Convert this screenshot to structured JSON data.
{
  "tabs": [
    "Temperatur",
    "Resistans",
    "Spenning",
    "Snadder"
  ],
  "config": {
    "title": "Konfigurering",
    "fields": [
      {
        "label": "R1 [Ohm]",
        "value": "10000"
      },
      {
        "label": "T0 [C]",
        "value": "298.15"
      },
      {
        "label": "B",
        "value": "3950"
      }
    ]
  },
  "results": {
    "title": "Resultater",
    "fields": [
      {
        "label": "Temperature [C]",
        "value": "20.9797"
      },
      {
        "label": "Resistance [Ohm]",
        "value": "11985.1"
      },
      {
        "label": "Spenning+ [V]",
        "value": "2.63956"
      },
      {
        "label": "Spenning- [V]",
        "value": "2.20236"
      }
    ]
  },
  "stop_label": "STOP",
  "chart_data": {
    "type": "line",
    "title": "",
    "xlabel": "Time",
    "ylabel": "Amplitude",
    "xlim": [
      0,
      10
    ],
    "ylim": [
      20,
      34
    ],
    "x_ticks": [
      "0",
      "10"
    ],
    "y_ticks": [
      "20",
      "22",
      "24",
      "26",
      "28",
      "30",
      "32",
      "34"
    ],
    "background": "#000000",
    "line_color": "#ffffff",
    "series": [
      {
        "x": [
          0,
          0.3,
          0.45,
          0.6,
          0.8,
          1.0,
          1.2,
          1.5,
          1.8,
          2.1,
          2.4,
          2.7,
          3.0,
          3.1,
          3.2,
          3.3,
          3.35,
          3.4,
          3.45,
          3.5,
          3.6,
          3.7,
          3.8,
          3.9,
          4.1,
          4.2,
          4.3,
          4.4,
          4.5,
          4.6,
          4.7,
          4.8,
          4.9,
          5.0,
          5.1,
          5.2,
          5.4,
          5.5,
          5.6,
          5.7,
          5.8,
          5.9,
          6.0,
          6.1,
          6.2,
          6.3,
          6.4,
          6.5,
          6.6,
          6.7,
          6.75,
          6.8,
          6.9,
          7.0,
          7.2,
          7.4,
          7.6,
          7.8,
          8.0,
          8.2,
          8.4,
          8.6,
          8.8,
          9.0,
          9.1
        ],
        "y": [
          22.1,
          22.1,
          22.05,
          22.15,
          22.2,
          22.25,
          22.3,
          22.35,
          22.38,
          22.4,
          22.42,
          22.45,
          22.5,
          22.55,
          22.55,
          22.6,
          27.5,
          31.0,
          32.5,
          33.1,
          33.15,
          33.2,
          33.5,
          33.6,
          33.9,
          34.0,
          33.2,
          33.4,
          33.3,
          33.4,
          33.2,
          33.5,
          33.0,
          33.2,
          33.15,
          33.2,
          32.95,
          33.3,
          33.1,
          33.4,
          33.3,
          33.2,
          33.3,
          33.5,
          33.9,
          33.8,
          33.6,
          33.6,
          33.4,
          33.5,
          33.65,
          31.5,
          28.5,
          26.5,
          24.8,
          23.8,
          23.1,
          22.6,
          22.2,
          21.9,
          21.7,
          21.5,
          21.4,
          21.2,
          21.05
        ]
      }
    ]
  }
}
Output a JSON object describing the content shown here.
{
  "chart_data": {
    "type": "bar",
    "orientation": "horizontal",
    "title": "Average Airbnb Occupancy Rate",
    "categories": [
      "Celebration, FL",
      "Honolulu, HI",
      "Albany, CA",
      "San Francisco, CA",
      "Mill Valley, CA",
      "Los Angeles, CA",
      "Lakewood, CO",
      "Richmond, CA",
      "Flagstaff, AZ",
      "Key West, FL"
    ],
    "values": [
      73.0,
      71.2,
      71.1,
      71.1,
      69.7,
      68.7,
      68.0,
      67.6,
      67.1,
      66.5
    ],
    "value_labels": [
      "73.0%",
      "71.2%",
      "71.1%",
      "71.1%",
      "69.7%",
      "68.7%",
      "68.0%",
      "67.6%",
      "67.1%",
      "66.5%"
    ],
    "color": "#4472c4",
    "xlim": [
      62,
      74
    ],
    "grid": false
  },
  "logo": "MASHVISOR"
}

Brief:
Copy out every line in the listing where the word "Spenning" appears.

Result:
    "Spenning",
        "label": "Spenning+ [V]",
        "label": "Spenning- [V]",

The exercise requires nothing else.